* [TASK REQUIREMENTS]: Filter the records below down to lines containing "平均価格".

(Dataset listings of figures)

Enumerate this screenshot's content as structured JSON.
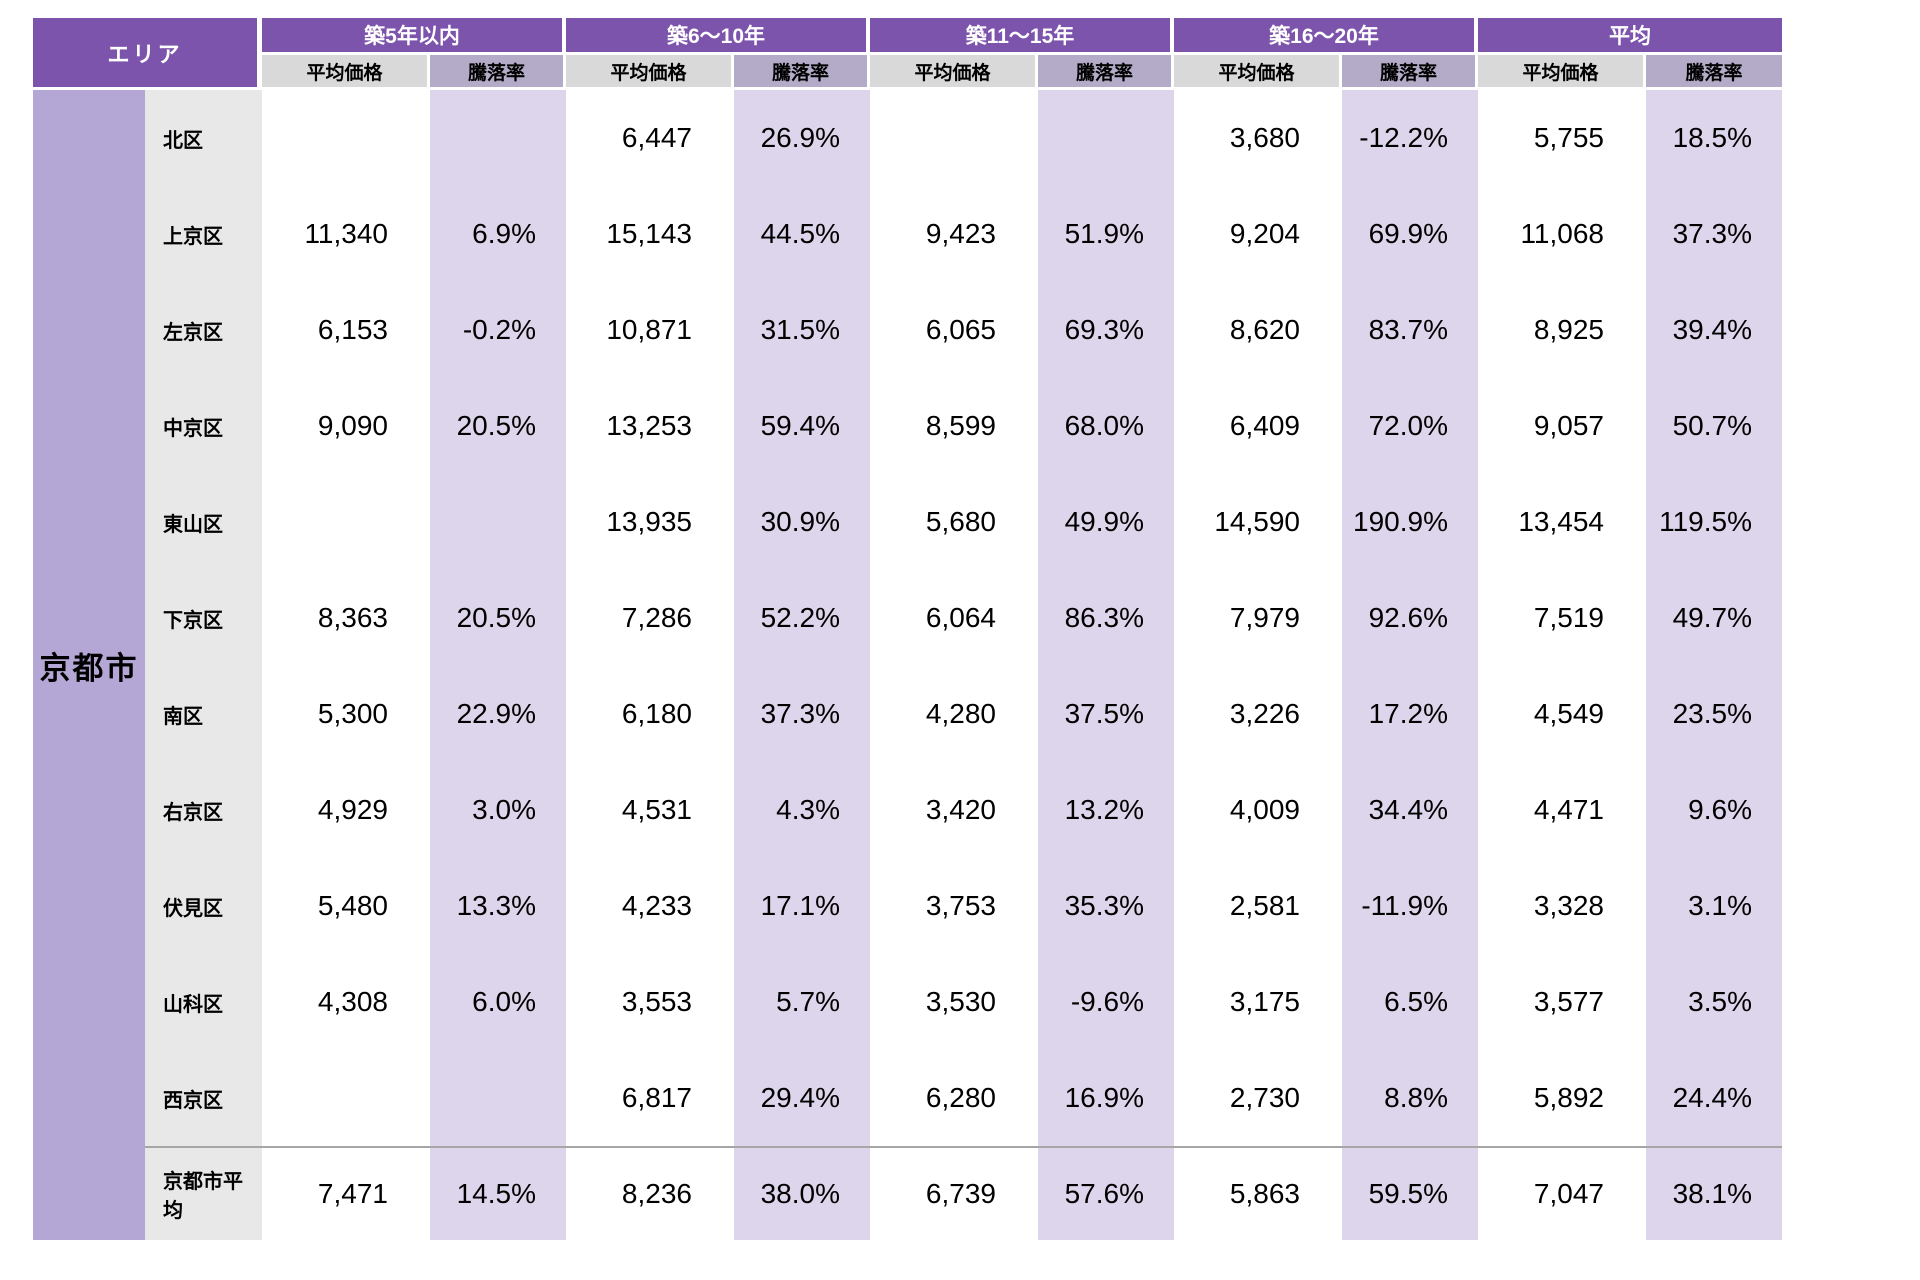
{
  "table": {
    "area_header": "エリア",
    "area_label": "京都市",
    "sub_price": "平均価格",
    "sub_rate": "騰落率",
    "groups": [
      "築5年以内",
      "築6〜10年",
      "築11〜15年",
      "築16〜20年",
      "平均"
    ],
    "rows": [
      {
        "ward": "北区",
        "summary": false,
        "values": [
          "",
          "",
          "6,447",
          "26.9%",
          "",
          "",
          "3,680",
          "-12.2%",
          "5,755",
          "18.5%"
        ]
      },
      {
        "ward": "上京区",
        "summary": false,
        "values": [
          "11,340",
          "6.9%",
          "15,143",
          "44.5%",
          "9,423",
          "51.9%",
          "9,204",
          "69.9%",
          "11,068",
          "37.3%"
        ]
      },
      {
        "ward": "左京区",
        "summary": false,
        "values": [
          "6,153",
          "-0.2%",
          "10,871",
          "31.5%",
          "6,065",
          "69.3%",
          "8,620",
          "83.7%",
          "8,925",
          "39.4%"
        ]
      },
      {
        "ward": "中京区",
        "summary": false,
        "values": [
          "9,090",
          "20.5%",
          "13,253",
          "59.4%",
          "8,599",
          "68.0%",
          "6,409",
          "72.0%",
          "9,057",
          "50.7%"
        ]
      },
      {
        "ward": "東山区",
        "summary": false,
        "values": [
          "",
          "",
          "13,935",
          "30.9%",
          "5,680",
          "49.9%",
          "14,590",
          "190.9%",
          "13,454",
          "119.5%"
        ]
      },
      {
        "ward": "下京区",
        "summary": false,
        "values": [
          "8,363",
          "20.5%",
          "7,286",
          "52.2%",
          "6,064",
          "86.3%",
          "7,979",
          "92.6%",
          "7,519",
          "49.7%"
        ]
      },
      {
        "ward": "南区",
        "summary": false,
        "values": [
          "5,300",
          "22.9%",
          "6,180",
          "37.3%",
          "4,280",
          "37.5%",
          "3,226",
          "17.2%",
          "4,549",
          "23.5%"
        ]
      },
      {
        "ward": "右京区",
        "summary": false,
        "values": [
          "4,929",
          "3.0%",
          "4,531",
          "4.3%",
          "3,420",
          "13.2%",
          "4,009",
          "34.4%",
          "4,471",
          "9.6%"
        ]
      },
      {
        "ward": "伏見区",
        "summary": false,
        "values": [
          "5,480",
          "13.3%",
          "4,233",
          "17.1%",
          "3,753",
          "35.3%",
          "2,581",
          "-11.9%",
          "3,328",
          "3.1%"
        ]
      },
      {
        "ward": "山科区",
        "summary": false,
        "values": [
          "4,308",
          "6.0%",
          "3,553",
          "5.7%",
          "3,530",
          "-9.6%",
          "3,175",
          "6.5%",
          "3,577",
          "3.5%"
        ]
      },
      {
        "ward": "西京区",
        "summary": false,
        "values": [
          "",
          "",
          "6,817",
          "29.4%",
          "6,280",
          "16.9%",
          "2,730",
          "8.8%",
          "5,892",
          "24.4%"
        ]
      },
      {
        "ward": "京都市平均",
        "summary": true,
        "values": [
          "7,471",
          "14.5%",
          "8,236",
          "38.0%",
          "6,739",
          "57.6%",
          "5,863",
          "59.5%",
          "7,047",
          "38.1%"
        ]
      }
    ],
    "colors": {
      "header_purple": "#7C54AC",
      "area_purple": "#B4A6D5",
      "subhead_gray": "#D9D9D9",
      "subhead_purple": "#B3ABC7",
      "band_purple": "#DDD5EB",
      "ward_gray": "#E8E8E8",
      "divider": "#A6A6A6"
    }
  },
  "chart_data": {
    "type": "table",
    "title": "エリア",
    "area": "京都市",
    "column_groups": [
      "築5年以内",
      "築6〜10年",
      "築11〜15年",
      "築16〜20年",
      "平均"
    ],
    "sub_columns": [
      "平均価格",
      "騰落率"
    ],
    "categories": [
      "北区",
      "上京区",
      "左京区",
      "中京区",
      "東山区",
      "下京区",
      "南区",
      "右京区",
      "伏見区",
      "山科区",
      "西京区",
      "京都市平均"
    ],
    "series": [
      {
        "name": "築5年以内 平均価格",
        "values": [
          null,
          11340,
          6153,
          9090,
          null,
          8363,
          5300,
          4929,
          5480,
          4308,
          null,
          7471
        ]
      },
      {
        "name": "築5年以内 騰落率(%)",
        "values": [
          null,
          6.9,
          -0.2,
          20.5,
          null,
          20.5,
          22.9,
          3.0,
          13.3,
          6.0,
          null,
          14.5
        ]
      },
      {
        "name": "築6〜10年 平均価格",
        "values": [
          6447,
          15143,
          10871,
          13253,
          13935,
          7286,
          6180,
          4531,
          4233,
          3553,
          6817,
          8236
        ]
      },
      {
        "name": "築6〜10年 騰落率(%)",
        "values": [
          26.9,
          44.5,
          31.5,
          59.4,
          30.9,
          52.2,
          37.3,
          4.3,
          17.1,
          5.7,
          29.4,
          38.0
        ]
      },
      {
        "name": "築11〜15年 平均価格",
        "values": [
          null,
          9423,
          6065,
          8599,
          5680,
          6064,
          4280,
          3420,
          3753,
          3530,
          6280,
          6739
        ]
      },
      {
        "name": "築11〜15年 騰落率(%)",
        "values": [
          null,
          51.9,
          69.3,
          68.0,
          49.9,
          86.3,
          37.5,
          13.2,
          35.3,
          -9.6,
          16.9,
          57.6
        ]
      },
      {
        "name": "築16〜20年 平均価格",
        "values": [
          3680,
          9204,
          8620,
          6409,
          14590,
          7979,
          3226,
          4009,
          2581,
          3175,
          2730,
          5863
        ]
      },
      {
        "name": "築16〜20年 騰落率(%)",
        "values": [
          -12.2,
          69.9,
          83.7,
          72.0,
          190.9,
          92.6,
          17.2,
          34.4,
          -11.9,
          6.5,
          8.8,
          59.5
        ]
      },
      {
        "name": "平均 平均価格",
        "values": [
          5755,
          11068,
          8925,
          9057,
          13454,
          7519,
          4549,
          4471,
          3328,
          3577,
          5892,
          7047
        ]
      },
      {
        "name": "平均 騰落率(%)",
        "values": [
          18.5,
          37.3,
          39.4,
          50.7,
          119.5,
          49.7,
          23.5,
          9.6,
          3.1,
          3.5,
          24.4,
          38.1
        ]
      }
    ],
    "layout": {
      "rate_columns_highlighted": true,
      "summary_row": "京都市平均",
      "grid": false
    }
  }
}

* [REPLY]:
    "sub_price": "平均価格",
      "平均価格",
        "name": "築5年以内 平均価格",
        "name": "築6〜10年 平均価格",
        "name": "築11〜15年 平均価格",
        "name": "築16〜20年 平均価格",
        "name": "平均 平均価格",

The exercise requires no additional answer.